* BEGIN LISTED ENTRIES *
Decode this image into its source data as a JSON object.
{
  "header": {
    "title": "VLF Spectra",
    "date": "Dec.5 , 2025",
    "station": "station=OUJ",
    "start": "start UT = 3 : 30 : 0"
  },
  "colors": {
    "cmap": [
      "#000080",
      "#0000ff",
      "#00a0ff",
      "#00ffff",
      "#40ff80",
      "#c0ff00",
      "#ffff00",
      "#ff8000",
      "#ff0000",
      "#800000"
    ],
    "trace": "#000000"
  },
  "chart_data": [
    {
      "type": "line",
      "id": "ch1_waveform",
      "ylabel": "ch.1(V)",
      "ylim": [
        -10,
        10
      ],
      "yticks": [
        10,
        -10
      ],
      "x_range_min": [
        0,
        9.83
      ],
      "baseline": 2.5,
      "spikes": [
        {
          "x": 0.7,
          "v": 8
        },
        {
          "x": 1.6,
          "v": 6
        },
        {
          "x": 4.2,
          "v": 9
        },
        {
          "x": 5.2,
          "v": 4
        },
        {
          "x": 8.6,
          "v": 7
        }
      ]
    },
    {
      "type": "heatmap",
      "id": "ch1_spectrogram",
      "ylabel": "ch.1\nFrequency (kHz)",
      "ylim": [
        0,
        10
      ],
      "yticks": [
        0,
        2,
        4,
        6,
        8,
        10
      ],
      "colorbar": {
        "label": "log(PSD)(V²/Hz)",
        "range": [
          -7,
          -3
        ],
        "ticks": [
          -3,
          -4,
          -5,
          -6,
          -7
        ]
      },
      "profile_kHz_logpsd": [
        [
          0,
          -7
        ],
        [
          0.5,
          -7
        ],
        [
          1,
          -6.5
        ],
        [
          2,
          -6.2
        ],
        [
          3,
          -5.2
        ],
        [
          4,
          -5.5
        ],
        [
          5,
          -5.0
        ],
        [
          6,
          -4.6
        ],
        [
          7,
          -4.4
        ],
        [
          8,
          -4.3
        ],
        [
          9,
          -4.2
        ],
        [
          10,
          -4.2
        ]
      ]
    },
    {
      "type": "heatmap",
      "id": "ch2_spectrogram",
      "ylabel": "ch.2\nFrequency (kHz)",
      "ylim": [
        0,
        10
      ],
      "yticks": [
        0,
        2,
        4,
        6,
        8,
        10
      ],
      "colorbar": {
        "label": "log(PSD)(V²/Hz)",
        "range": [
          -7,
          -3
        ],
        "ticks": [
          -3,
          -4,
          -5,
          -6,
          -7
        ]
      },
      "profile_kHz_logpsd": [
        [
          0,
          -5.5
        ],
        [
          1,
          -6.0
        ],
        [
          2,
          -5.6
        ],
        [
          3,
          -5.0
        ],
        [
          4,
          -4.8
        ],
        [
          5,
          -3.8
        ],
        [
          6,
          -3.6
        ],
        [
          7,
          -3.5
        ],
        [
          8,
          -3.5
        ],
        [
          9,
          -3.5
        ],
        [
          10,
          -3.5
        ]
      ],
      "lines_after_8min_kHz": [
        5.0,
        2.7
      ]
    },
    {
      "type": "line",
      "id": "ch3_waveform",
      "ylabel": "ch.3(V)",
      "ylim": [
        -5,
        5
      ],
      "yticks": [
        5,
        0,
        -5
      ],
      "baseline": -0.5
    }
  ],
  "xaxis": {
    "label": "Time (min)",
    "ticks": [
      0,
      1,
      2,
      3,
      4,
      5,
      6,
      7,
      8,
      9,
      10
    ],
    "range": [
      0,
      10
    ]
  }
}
* END LISTED ENTRIES *
» **PROMPT**
Output every entry shown above, exactly.

» **THE OUTPUT**
Decode this image into its source data as a JSON object.
{
  "header": {
    "title": "VLF Spectra",
    "date": "Dec.5 , 2025",
    "station": "station=OUJ",
    "start": "start UT = 3 : 30 : 0"
  },
  "colors": {
    "cmap": [
      "#000080",
      "#0000ff",
      "#00a0ff",
      "#00ffff",
      "#40ff80",
      "#c0ff00",
      "#ffff00",
      "#ff8000",
      "#ff0000",
      "#800000"
    ],
    "trace": "#000000"
  },
  "chart_data": [
    {
      "type": "line",
      "id": "ch1_waveform",
      "ylabel": "ch.1(V)",
      "ylim": [
        -10,
        10
      ],
      "yticks": [
        10,
        -10
      ],
      "x_range_min": [
        0,
        9.83
      ],
      "baseline": 2.5,
      "spikes": [
        {
          "x": 0.7,
          "v": 8
        },
        {
          "x": 1.6,
          "v": 6
        },
        {
          "x": 4.2,
          "v": 9
        },
        {
          "x": 5.2,
          "v": 4
        },
        {
          "x": 8.6,
          "v": 7
        }
      ]
    },
    {
      "type": "heatmap",
      "id": "ch1_spectrogram",
      "ylabel": "ch.1\nFrequency (kHz)",
      "ylim": [
        0,
        10
      ],
      "yticks": [
        0,
        2,
        4,
        6,
        8,
        10
      ],
      "colorbar": {
        "label": "log(PSD)(V²/Hz)",
        "range": [
          -7,
          -3
        ],
        "ticks": [
          -3,
          -4,
          -5,
          -6,
          -7
        ]
      },
      "profile_kHz_logpsd": [
        [
          0,
          -7
        ],
        [
          0.5,
          -7
        ],
        [
          1,
          -6.5
        ],
        [
          2,
          -6.2
        ],
        [
          3,
          -5.2
        ],
        [
          4,
          -5.5
        ],
        [
          5,
          -5.0
        ],
        [
          6,
          -4.6
        ],
        [
          7,
          -4.4
        ],
        [
          8,
          -4.3
        ],
        [
          9,
          -4.2
        ],
        [
          10,
          -4.2
        ]
      ]
    },
    {
      "type": "heatmap",
      "id": "ch2_spectrogram",
      "ylabel": "ch.2\nFrequency (kHz)",
      "ylim": [
        0,
        10
      ],
      "yticks": [
        0,
        2,
        4,
        6,
        8,
        10
      ],
      "colorbar": {
        "label": "log(PSD)(V²/Hz)",
        "range": [
          -7,
          -3
        ],
        "ticks": [
          -3,
          -4,
          -5,
          -6,
          -7
        ]
      },
      "profile_kHz_logpsd": [
        [
          0,
          -5.5
        ],
        [
          1,
          -6.0
        ],
        [
          2,
          -5.6
        ],
        [
          3,
          -5.0
        ],
        [
          4,
          -4.8
        ],
        [
          5,
          -3.8
        ],
        [
          6,
          -3.6
        ],
        [
          7,
          -3.5
        ],
        [
          8,
          -3.5
        ],
        [
          9,
          -3.5
        ],
        [
          10,
          -3.5
        ]
      ],
      "lines_after_8min_kHz": [
        5.0,
        2.7
      ]
    },
    {
      "type": "line",
      "id": "ch3_waveform",
      "ylabel": "ch.3(V)",
      "ylim": [
        -5,
        5
      ],
      "yticks": [
        5,
        0,
        -5
      ],
      "baseline": -0.5
    }
  ],
  "xaxis": {
    "label": "Time (min)",
    "ticks": [
      0,
      1,
      2,
      3,
      4,
      5,
      6,
      7,
      8,
      9,
      10
    ],
    "range": [
      0,
      10
    ]
  }
}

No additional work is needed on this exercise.